DATA SECTION:
* begin *
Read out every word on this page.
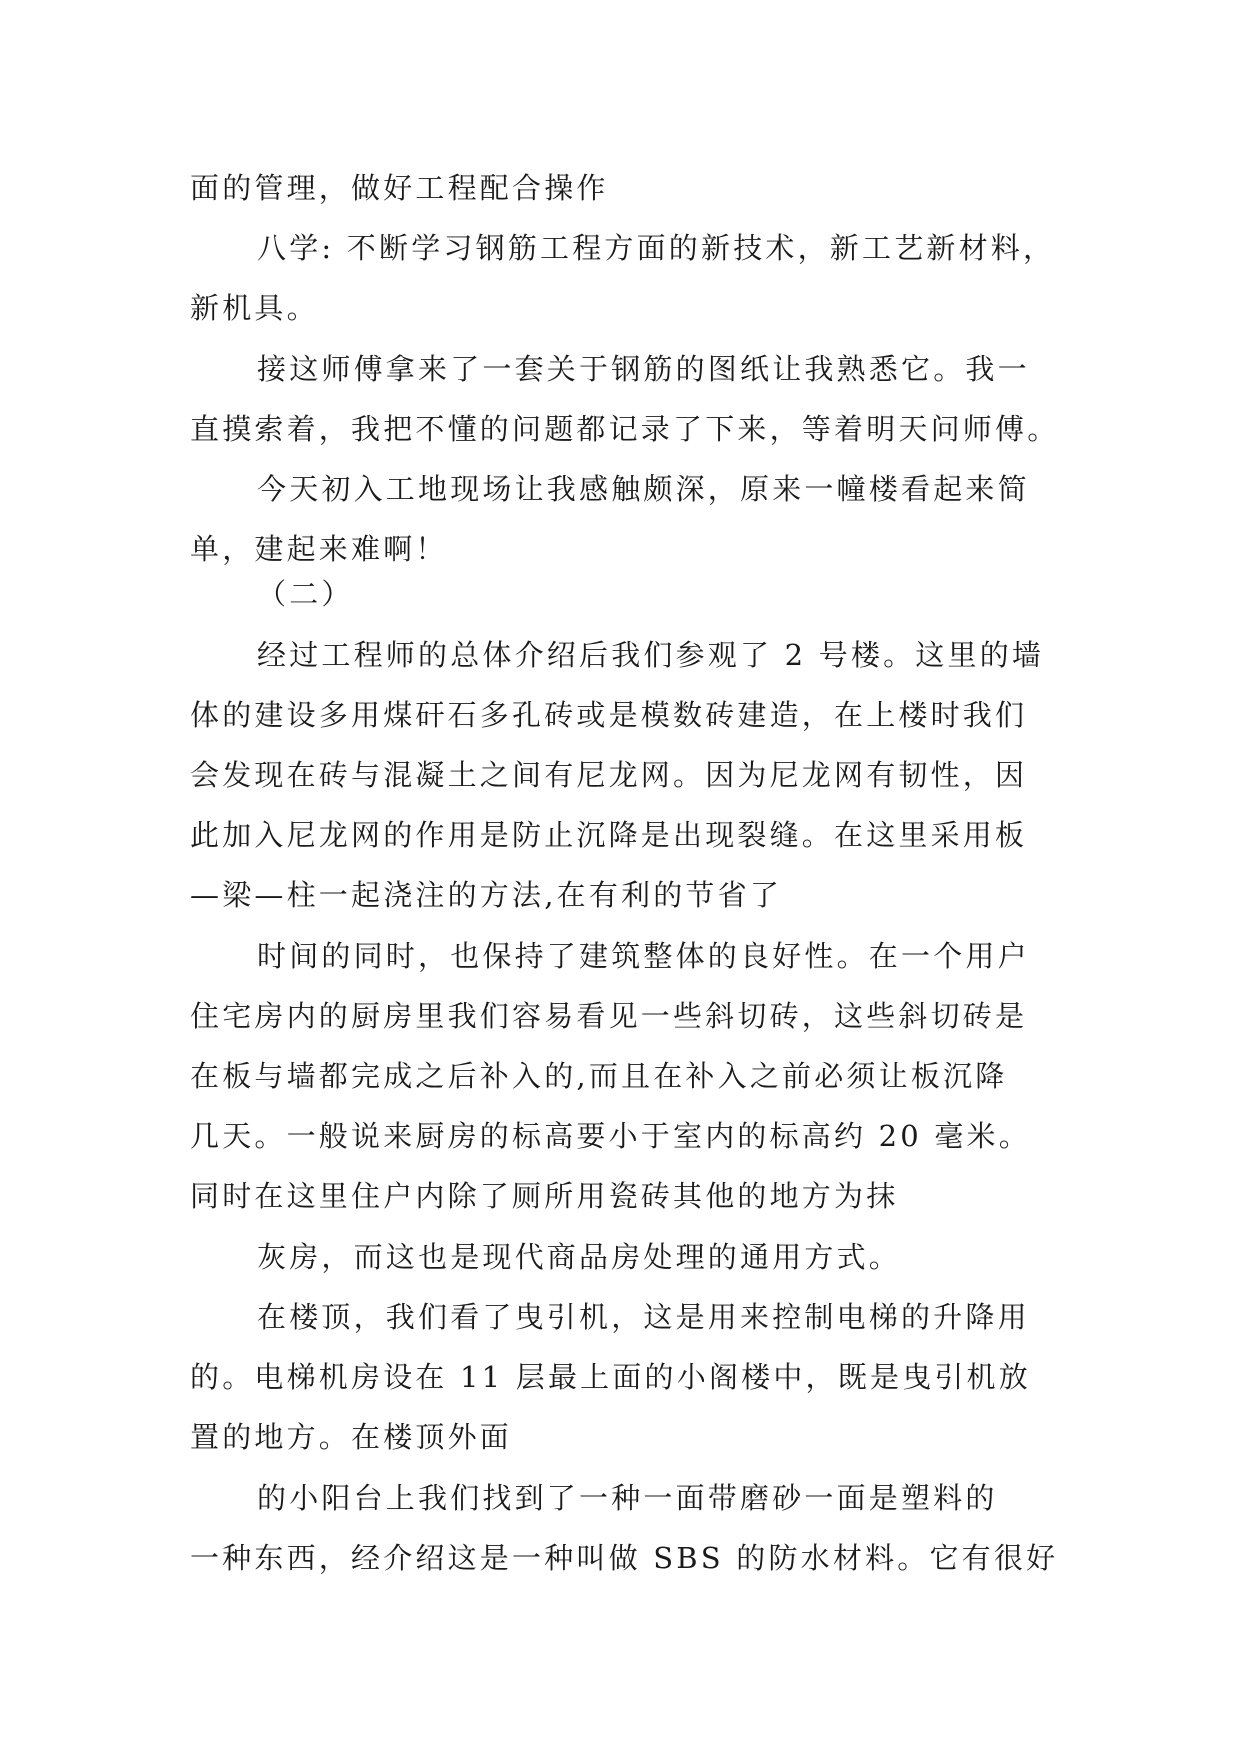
面的管理，做好工程配合操作
八学: 不断学习钢筋工程方面的新技术，新工艺新材料，
新机具。
接这师傅拿来了一套关于钢筋的图纸让我熟悉它。我一
直摸索着，我把不懂的问题都记录了下来，等着明天问师傅。
今天初入工地现场让我感触颇深，原来一幢楼看起来简
单，建起来难啊！
（二）
经过工程师的总体介绍后我们参观了 2 号楼。这里的墙
体的建设多用煤矸石多孔砖或是模数砖建造，在上楼时我们
会发现在砖与混凝土之间有尼龙网。因为尼龙网有韧性，因
此加入尼龙网的作用是防止沉降是出现裂缝。在这里采用板
—梁—柱一起浇注的方法,在有利的节省了
时间的同时，也保持了建筑整体的良好性。在一个用户
住宅房内的厨房里我们容易看见一些斜切砖，这些斜切砖是
在板与墙都完成之后补入的,而且在补入之前必须让板沉降
几天。一般说来厨房的标高要小于室内的标高约 20 毫米。
同时在这里住户内除了厕所用瓷砖其他的地方为抹
灰房，而这也是现代商品房处理的通用方式。
在楼顶，我们看了曳引机，这是用来控制电梯的升降用
的。电梯机房设在 11 层最上面的小阁楼中，既是曳引机放
置的地方。在楼顶外面
的小阳台上我们找到了一种一面带磨砂一面是塑料的
一种东西，经介绍这是一种叫做 SBS 的防水材料。它有很好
* end *
DIRECTIVE:
Repeat the listing above exactly, with no pictures.

WRITTEN SOLUTION:
Read out every word on this page.
面的管理，做好工程配合操作
八学: 不断学习钢筋工程方面的新技术，新工艺新材料，
新机具。
接这师傅拿来了一套关于钢筋的图纸让我熟悉它。我一
直摸索着，我把不懂的问题都记录了下来，等着明天问师傅。
今天初入工地现场让我感触颇深，原来一幢楼看起来简
单，建起来难啊！
（二）
经过工程师的总体介绍后我们参观了 2 号楼。这里的墙
体的建设多用煤矸石多孔砖或是模数砖建造，在上楼时我们
会发现在砖与混凝土之间有尼龙网。因为尼龙网有韧性，因
此加入尼龙网的作用是防止沉降是出现裂缝。在这里采用板
—梁—柱一起浇注的方法,在有利的节省了
时间的同时，也保持了建筑整体的良好性。在一个用户
住宅房内的厨房里我们容易看见一些斜切砖，这些斜切砖是
在板与墙都完成之后补入的,而且在补入之前必须让板沉降
几天。一般说来厨房的标高要小于室内的标高约 20 毫米。
同时在这里住户内除了厕所用瓷砖其他的地方为抹
灰房，而这也是现代商品房处理的通用方式。
在楼顶，我们看了曳引机，这是用来控制电梯的升降用
的。电梯机房设在 11 层最上面的小阁楼中，既是曳引机放
置的地方。在楼顶外面
的小阳台上我们找到了一种一面带磨砂一面是塑料的
一种东西，经介绍这是一种叫做 SBS 的防水材料。它有很好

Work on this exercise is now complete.